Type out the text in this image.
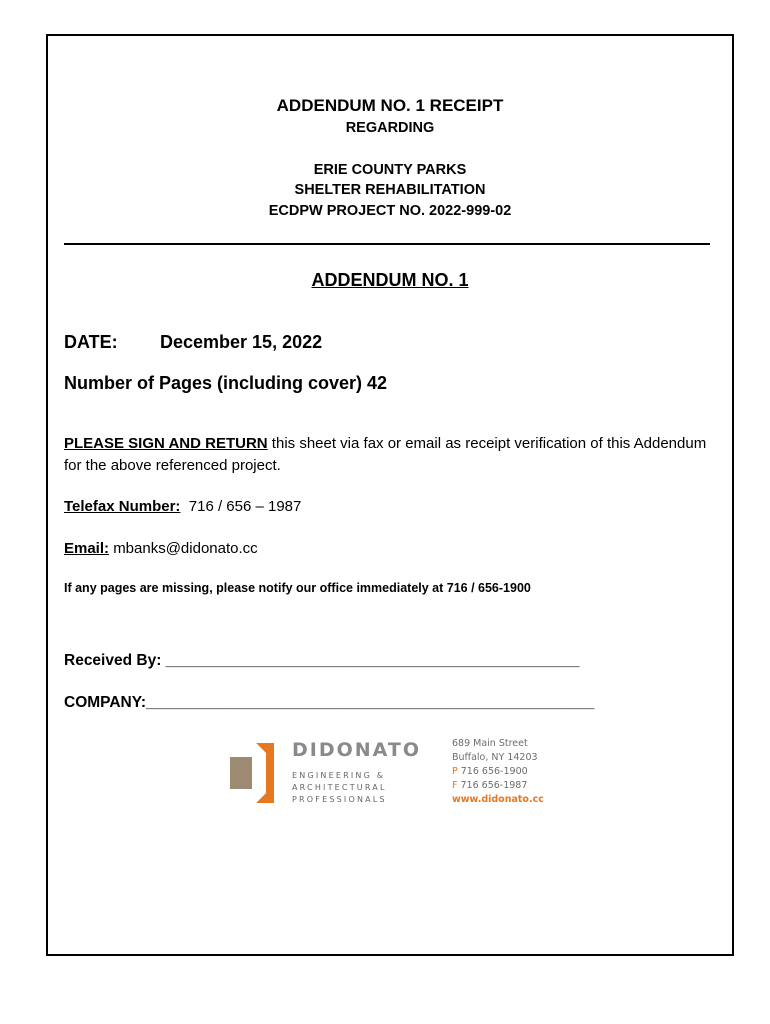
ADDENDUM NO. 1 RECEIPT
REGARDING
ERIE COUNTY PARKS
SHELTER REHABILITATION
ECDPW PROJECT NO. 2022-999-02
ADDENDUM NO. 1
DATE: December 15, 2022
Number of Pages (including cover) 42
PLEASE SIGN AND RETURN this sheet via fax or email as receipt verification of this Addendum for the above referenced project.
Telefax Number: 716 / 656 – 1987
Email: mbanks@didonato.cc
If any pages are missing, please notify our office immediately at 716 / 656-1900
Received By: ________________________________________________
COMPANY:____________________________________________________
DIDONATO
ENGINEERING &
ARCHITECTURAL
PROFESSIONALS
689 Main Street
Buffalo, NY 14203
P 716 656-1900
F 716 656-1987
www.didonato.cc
──────────────────────────────
INSTRUCTIONS TO FOLLOW: Quote the entries in full. Any image among them is to be omitted from the copy.

REPLY TO THE TASK:
Type out the text in this image.
ADDENDUM NO. 1 RECEIPT
REGARDING
ERIE COUNTY PARKS
SHELTER REHABILITATION
ECDPW PROJECT NO. 2022-999-02
ADDENDUM NO. 1
DATE: December 15, 2022
Number of Pages (including cover) 42
PLEASE SIGN AND RETURN this sheet via fax or email as receipt verification of this Addendum for the above referenced project.
Telefax Number: 716 / 656 – 1987
Email: mbanks@didonato.cc
If any pages are missing, please notify our office immediately at 716 / 656-1900
Received By: ________________________________________________
COMPANY:____________________________________________________
DIDONATO
ENGINEERING &
ARCHITECTURAL
PROFESSIONALS
689 Main Street
Buffalo, NY 14203
P 716 656-1900
F 716 656-1987
www.didonato.cc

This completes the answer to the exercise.